*Task requirements*
Count lines, not occurrences: give the number of lines holding the word "left", and nothing besides.

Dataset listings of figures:

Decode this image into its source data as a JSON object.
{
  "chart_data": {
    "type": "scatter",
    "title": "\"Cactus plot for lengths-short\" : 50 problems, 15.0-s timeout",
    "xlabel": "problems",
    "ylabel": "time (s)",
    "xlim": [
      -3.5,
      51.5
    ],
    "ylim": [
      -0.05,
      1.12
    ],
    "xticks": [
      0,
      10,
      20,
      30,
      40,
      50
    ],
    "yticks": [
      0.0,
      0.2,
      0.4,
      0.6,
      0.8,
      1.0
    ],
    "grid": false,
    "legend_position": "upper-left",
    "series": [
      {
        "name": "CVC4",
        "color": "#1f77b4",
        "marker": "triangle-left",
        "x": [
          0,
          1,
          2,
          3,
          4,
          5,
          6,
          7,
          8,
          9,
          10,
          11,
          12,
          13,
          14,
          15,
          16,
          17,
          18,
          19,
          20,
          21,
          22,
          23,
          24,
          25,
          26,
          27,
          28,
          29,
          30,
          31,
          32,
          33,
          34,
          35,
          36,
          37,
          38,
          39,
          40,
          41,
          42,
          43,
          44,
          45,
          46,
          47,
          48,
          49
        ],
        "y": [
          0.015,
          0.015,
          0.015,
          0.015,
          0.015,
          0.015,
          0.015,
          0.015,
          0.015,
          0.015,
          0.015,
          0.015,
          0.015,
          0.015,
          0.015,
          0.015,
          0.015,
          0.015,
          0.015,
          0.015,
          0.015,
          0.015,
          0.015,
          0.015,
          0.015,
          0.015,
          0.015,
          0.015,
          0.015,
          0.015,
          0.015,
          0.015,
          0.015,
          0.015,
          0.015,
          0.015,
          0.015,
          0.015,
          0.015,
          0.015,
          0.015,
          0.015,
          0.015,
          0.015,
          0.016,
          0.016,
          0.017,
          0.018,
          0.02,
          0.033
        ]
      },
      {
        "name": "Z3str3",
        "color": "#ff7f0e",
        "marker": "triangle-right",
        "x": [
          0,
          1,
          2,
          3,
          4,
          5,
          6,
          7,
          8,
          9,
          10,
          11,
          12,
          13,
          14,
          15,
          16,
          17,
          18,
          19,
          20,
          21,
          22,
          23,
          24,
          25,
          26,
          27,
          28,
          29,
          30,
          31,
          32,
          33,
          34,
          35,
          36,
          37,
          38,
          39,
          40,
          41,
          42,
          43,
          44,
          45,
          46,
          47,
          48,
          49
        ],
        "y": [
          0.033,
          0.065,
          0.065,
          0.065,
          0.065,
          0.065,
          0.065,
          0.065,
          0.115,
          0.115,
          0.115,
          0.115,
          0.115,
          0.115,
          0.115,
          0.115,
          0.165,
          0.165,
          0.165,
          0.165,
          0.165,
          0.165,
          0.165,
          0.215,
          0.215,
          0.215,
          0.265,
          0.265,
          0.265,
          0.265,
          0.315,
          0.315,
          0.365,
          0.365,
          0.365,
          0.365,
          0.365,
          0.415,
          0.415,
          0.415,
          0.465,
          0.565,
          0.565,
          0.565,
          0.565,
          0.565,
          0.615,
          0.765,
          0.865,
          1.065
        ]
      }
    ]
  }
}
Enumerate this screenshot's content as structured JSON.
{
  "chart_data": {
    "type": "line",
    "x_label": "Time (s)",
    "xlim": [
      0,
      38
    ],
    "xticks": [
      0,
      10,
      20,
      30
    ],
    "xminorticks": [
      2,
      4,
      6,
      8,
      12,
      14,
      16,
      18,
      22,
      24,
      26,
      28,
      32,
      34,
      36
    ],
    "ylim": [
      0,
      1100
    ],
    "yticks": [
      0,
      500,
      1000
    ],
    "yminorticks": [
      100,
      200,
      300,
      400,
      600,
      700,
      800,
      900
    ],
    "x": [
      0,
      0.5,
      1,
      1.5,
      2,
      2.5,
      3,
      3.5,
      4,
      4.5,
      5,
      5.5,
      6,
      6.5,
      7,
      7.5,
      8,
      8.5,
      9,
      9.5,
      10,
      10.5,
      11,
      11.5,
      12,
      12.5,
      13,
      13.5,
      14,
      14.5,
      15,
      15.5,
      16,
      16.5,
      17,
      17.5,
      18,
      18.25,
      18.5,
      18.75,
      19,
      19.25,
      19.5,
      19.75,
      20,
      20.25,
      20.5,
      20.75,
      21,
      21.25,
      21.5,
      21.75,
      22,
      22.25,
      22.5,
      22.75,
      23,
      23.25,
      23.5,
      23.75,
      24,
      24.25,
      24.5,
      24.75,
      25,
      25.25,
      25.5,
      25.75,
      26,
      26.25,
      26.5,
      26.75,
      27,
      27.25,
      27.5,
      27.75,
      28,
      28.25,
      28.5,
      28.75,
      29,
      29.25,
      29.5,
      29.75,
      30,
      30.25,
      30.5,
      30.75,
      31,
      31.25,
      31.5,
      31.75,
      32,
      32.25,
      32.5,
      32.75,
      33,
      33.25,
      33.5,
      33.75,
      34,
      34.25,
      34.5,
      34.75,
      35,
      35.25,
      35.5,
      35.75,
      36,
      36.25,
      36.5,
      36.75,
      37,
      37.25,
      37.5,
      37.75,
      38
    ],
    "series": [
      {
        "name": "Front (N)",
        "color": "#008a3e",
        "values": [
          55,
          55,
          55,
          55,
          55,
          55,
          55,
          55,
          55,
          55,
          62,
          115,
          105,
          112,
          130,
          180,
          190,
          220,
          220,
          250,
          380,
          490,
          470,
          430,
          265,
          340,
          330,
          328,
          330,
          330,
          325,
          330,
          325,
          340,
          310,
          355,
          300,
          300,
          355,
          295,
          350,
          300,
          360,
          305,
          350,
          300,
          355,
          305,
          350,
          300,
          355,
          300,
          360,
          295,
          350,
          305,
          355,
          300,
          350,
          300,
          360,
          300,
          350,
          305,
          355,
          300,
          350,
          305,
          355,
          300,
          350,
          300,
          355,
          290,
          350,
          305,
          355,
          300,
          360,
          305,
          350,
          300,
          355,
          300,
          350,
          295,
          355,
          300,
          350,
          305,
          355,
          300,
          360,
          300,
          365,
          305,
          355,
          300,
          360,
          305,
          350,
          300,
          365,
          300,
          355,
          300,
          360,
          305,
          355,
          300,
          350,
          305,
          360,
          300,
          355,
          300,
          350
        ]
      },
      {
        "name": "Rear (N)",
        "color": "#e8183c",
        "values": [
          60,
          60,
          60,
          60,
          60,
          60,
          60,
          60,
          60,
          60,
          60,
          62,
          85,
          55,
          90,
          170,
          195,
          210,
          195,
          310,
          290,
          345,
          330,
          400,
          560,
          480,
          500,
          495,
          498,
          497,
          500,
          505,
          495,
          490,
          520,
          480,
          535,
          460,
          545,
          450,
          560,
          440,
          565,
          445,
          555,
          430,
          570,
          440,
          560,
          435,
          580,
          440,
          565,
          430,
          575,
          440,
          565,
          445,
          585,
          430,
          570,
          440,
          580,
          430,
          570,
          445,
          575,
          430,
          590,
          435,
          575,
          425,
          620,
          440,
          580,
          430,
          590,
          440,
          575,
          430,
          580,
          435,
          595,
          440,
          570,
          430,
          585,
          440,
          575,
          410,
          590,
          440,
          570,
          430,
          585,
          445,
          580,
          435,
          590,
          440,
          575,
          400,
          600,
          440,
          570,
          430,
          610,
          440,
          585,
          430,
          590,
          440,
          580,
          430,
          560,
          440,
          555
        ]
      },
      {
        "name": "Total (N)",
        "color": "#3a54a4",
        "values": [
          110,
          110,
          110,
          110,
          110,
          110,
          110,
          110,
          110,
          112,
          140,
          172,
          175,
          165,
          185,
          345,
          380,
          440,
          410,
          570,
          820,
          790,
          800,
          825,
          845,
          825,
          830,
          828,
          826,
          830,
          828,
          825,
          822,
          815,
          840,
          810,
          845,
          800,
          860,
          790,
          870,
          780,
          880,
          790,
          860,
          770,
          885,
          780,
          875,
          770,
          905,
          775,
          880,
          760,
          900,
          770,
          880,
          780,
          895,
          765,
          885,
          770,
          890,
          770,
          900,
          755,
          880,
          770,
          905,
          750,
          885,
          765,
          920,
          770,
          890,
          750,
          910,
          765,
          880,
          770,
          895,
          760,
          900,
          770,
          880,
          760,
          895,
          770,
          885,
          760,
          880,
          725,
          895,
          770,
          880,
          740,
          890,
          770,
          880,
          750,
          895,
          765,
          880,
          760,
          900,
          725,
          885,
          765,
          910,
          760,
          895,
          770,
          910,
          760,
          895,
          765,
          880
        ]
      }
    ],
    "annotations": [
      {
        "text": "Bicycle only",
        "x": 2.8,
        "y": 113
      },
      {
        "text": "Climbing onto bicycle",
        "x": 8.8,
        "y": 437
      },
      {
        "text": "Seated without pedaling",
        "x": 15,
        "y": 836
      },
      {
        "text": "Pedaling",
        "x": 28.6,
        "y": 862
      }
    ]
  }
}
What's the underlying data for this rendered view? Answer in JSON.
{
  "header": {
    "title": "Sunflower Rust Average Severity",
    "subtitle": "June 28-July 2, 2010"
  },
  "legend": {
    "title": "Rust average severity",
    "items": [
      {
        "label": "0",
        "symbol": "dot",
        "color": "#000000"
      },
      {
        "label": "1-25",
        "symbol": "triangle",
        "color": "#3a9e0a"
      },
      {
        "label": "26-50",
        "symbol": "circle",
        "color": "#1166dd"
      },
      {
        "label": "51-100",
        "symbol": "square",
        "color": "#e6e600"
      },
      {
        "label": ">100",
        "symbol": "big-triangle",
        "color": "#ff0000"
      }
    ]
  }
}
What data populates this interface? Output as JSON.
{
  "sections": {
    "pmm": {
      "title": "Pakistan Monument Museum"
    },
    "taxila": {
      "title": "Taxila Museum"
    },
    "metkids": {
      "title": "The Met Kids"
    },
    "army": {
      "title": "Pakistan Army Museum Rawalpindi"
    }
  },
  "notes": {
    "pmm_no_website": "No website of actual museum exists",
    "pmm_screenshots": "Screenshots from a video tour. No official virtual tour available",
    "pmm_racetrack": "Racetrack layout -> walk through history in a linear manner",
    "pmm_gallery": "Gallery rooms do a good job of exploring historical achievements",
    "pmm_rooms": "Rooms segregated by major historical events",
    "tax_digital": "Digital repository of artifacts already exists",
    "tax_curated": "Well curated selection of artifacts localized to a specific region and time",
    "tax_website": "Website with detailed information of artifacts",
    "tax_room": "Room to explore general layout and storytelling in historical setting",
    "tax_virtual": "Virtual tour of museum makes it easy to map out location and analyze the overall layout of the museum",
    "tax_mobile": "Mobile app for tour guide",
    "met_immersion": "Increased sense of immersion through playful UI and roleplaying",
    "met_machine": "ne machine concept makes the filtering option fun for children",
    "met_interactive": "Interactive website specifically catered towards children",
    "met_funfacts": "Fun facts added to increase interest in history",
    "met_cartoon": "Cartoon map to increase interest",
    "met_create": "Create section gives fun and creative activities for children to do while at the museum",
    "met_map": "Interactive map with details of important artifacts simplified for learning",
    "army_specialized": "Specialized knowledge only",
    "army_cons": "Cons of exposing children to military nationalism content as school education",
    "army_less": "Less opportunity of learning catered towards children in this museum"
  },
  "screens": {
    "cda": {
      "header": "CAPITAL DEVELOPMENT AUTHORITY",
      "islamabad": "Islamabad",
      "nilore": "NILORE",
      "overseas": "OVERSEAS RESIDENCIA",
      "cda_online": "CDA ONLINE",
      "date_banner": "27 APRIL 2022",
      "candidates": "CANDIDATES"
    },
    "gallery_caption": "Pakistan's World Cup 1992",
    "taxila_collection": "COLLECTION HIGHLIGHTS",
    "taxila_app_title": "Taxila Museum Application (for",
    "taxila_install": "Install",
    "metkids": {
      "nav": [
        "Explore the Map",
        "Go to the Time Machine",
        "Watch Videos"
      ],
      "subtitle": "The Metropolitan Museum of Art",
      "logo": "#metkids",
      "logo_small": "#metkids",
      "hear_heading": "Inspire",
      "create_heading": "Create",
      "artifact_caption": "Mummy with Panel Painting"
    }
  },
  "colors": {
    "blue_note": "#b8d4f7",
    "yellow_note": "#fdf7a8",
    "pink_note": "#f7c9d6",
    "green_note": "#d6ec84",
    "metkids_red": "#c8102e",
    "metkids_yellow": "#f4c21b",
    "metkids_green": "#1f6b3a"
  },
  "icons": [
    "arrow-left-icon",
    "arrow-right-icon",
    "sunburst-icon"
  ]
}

*Expected answer*
3